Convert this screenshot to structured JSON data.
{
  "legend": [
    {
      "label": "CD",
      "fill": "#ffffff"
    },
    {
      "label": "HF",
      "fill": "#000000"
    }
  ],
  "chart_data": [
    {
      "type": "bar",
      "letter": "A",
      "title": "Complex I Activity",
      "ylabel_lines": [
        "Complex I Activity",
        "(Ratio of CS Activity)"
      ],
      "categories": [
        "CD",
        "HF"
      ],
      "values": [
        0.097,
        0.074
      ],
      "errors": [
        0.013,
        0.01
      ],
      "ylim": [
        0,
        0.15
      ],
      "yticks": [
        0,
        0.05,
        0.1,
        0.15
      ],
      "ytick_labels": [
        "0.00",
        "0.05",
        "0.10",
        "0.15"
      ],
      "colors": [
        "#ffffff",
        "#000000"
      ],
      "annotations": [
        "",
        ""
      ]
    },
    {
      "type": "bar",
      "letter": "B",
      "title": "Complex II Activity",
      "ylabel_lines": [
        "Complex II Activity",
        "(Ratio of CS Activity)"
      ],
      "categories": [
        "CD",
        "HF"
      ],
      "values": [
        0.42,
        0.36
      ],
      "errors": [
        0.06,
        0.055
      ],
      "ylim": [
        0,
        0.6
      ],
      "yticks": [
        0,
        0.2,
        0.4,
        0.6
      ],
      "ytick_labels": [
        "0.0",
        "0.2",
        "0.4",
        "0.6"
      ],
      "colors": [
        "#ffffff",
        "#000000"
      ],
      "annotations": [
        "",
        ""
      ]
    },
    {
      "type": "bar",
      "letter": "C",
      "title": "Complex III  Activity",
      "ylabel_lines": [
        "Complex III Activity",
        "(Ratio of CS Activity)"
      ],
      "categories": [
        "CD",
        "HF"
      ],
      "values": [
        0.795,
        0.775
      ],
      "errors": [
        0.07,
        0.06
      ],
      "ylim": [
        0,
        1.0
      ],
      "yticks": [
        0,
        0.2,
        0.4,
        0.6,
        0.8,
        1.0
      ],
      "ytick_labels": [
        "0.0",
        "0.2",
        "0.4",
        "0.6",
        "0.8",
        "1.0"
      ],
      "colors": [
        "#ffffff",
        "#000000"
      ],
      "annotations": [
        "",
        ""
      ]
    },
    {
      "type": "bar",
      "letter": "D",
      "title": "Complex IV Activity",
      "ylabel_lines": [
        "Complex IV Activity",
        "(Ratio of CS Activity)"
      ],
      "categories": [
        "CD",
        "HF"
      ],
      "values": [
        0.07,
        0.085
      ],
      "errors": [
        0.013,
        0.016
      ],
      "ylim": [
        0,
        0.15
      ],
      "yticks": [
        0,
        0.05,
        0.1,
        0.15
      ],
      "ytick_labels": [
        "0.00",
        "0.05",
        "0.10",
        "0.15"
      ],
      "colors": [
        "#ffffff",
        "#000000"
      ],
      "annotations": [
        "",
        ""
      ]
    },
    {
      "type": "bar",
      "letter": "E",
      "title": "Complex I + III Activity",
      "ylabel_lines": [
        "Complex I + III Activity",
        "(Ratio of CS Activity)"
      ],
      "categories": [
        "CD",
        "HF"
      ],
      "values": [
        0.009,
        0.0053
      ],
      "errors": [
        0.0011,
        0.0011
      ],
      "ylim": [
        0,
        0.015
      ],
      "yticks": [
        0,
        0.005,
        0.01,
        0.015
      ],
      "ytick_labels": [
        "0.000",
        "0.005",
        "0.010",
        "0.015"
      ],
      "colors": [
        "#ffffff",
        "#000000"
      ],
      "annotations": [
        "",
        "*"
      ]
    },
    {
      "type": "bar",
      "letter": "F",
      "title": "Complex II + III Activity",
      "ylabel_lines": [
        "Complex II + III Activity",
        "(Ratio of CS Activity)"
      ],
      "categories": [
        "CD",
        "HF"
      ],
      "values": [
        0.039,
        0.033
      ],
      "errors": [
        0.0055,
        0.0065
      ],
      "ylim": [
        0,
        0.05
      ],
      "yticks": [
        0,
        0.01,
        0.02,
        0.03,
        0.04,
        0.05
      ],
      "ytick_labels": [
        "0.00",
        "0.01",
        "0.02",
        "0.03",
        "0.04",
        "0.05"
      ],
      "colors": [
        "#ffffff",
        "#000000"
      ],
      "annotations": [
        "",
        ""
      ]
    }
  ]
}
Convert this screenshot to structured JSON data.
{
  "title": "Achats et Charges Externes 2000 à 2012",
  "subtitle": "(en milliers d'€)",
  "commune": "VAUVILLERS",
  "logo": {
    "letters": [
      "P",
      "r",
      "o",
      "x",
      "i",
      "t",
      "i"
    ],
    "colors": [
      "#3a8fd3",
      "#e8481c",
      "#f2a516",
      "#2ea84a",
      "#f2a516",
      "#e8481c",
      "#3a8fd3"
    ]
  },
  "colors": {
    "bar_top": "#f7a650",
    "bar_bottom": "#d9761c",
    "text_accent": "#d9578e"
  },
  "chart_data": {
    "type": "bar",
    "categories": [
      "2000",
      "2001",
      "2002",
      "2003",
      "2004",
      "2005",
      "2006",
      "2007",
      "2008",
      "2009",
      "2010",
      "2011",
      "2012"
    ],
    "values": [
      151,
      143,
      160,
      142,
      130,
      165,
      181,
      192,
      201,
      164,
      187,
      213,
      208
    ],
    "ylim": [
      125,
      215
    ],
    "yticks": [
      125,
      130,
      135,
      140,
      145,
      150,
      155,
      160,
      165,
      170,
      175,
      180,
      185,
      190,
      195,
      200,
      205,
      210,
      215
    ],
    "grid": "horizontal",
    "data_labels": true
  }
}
==*==
WHAT THE TASK REQUIRES | Every record above needs to be repeated word for word.

CORRECT ANSWER |
Convert this screenshot to structured JSON data.
{
  "legend": [
    {
      "label": "CD",
      "fill": "#ffffff"
    },
    {
      "label": "HF",
      "fill": "#000000"
    }
  ],
  "chart_data": [
    {
      "type": "bar",
      "letter": "A",
      "title": "Complex I Activity",
      "ylabel_lines": [
        "Complex I Activity",
        "(Ratio of CS Activity)"
      ],
      "categories": [
        "CD",
        "HF"
      ],
      "values": [
        0.097,
        0.074
      ],
      "errors": [
        0.013,
        0.01
      ],
      "ylim": [
        0,
        0.15
      ],
      "yticks": [
        0,
        0.05,
        0.1,
        0.15
      ],
      "ytick_labels": [
        "0.00",
        "0.05",
        "0.10",
        "0.15"
      ],
      "colors": [
        "#ffffff",
        "#000000"
      ],
      "annotations": [
        "",
        ""
      ]
    },
    {
      "type": "bar",
      "letter": "B",
      "title": "Complex II Activity",
      "ylabel_lines": [
        "Complex II Activity",
        "(Ratio of CS Activity)"
      ],
      "categories": [
        "CD",
        "HF"
      ],
      "values": [
        0.42,
        0.36
      ],
      "errors": [
        0.06,
        0.055
      ],
      "ylim": [
        0,
        0.6
      ],
      "yticks": [
        0,
        0.2,
        0.4,
        0.6
      ],
      "ytick_labels": [
        "0.0",
        "0.2",
        "0.4",
        "0.6"
      ],
      "colors": [
        "#ffffff",
        "#000000"
      ],
      "annotations": [
        "",
        ""
      ]
    },
    {
      "type": "bar",
      "letter": "C",
      "title": "Complex III  Activity",
      "ylabel_lines": [
        "Complex III Activity",
        "(Ratio of CS Activity)"
      ],
      "categories": [
        "CD",
        "HF"
      ],
      "values": [
        0.795,
        0.775
      ],
      "errors": [
        0.07,
        0.06
      ],
      "ylim": [
        0,
        1.0
      ],
      "yticks": [
        0,
        0.2,
        0.4,
        0.6,
        0.8,
        1.0
      ],
      "ytick_labels": [
        "0.0",
        "0.2",
        "0.4",
        "0.6",
        "0.8",
        "1.0"
      ],
      "colors": [
        "#ffffff",
        "#000000"
      ],
      "annotations": [
        "",
        ""
      ]
    },
    {
      "type": "bar",
      "letter": "D",
      "title": "Complex IV Activity",
      "ylabel_lines": [
        "Complex IV Activity",
        "(Ratio of CS Activity)"
      ],
      "categories": [
        "CD",
        "HF"
      ],
      "values": [
        0.07,
        0.085
      ],
      "errors": [
        0.013,
        0.016
      ],
      "ylim": [
        0,
        0.15
      ],
      "yticks": [
        0,
        0.05,
        0.1,
        0.15
      ],
      "ytick_labels": [
        "0.00",
        "0.05",
        "0.10",
        "0.15"
      ],
      "colors": [
        "#ffffff",
        "#000000"
      ],
      "annotations": [
        "",
        ""
      ]
    },
    {
      "type": "bar",
      "letter": "E",
      "title": "Complex I + III Activity",
      "ylabel_lines": [
        "Complex I + III Activity",
        "(Ratio of CS Activity)"
      ],
      "categories": [
        "CD",
        "HF"
      ],
      "values": [
        0.009,
        0.0053
      ],
      "errors": [
        0.0011,
        0.0011
      ],
      "ylim": [
        0,
        0.015
      ],
      "yticks": [
        0,
        0.005,
        0.01,
        0.015
      ],
      "ytick_labels": [
        "0.000",
        "0.005",
        "0.010",
        "0.015"
      ],
      "colors": [
        "#ffffff",
        "#000000"
      ],
      "annotations": [
        "",
        "*"
      ]
    },
    {
      "type": "bar",
      "letter": "F",
      "title": "Complex II + III Activity",
      "ylabel_lines": [
        "Complex II + III Activity",
        "(Ratio of CS Activity)"
      ],
      "categories": [
        "CD",
        "HF"
      ],
      "values": [
        0.039,
        0.033
      ],
      "errors": [
        0.0055,
        0.0065
      ],
      "ylim": [
        0,
        0.05
      ],
      "yticks": [
        0,
        0.01,
        0.02,
        0.03,
        0.04,
        0.05
      ],
      "ytick_labels": [
        "0.00",
        "0.01",
        "0.02",
        "0.03",
        "0.04",
        "0.05"
      ],
      "colors": [
        "#ffffff",
        "#000000"
      ],
      "annotations": [
        "",
        ""
      ]
    }
  ]
}
Convert this screenshot to structured JSON data.
{
  "title": "Achats et Charges Externes 2000 à 2012",
  "subtitle": "(en milliers d'€)",
  "commune": "VAUVILLERS",
  "logo": {
    "letters": [
      "P",
      "r",
      "o",
      "x",
      "i",
      "t",
      "i"
    ],
    "colors": [
      "#3a8fd3",
      "#e8481c",
      "#f2a516",
      "#2ea84a",
      "#f2a516",
      "#e8481c",
      "#3a8fd3"
    ]
  },
  "colors": {
    "bar_top": "#f7a650",
    "bar_bottom": "#d9761c",
    "text_accent": "#d9578e"
  },
  "chart_data": {
    "type": "bar",
    "categories": [
      "2000",
      "2001",
      "2002",
      "2003",
      "2004",
      "2005",
      "2006",
      "2007",
      "2008",
      "2009",
      "2010",
      "2011",
      "2012"
    ],
    "values": [
      151,
      143,
      160,
      142,
      130,
      165,
      181,
      192,
      201,
      164,
      187,
      213,
      208
    ],
    "ylim": [
      125,
      215
    ],
    "yticks": [
      125,
      130,
      135,
      140,
      145,
      150,
      155,
      160,
      165,
      170,
      175,
      180,
      185,
      190,
      195,
      200,
      205,
      210,
      215
    ],
    "grid": "horizontal",
    "data_labels": true
  }
}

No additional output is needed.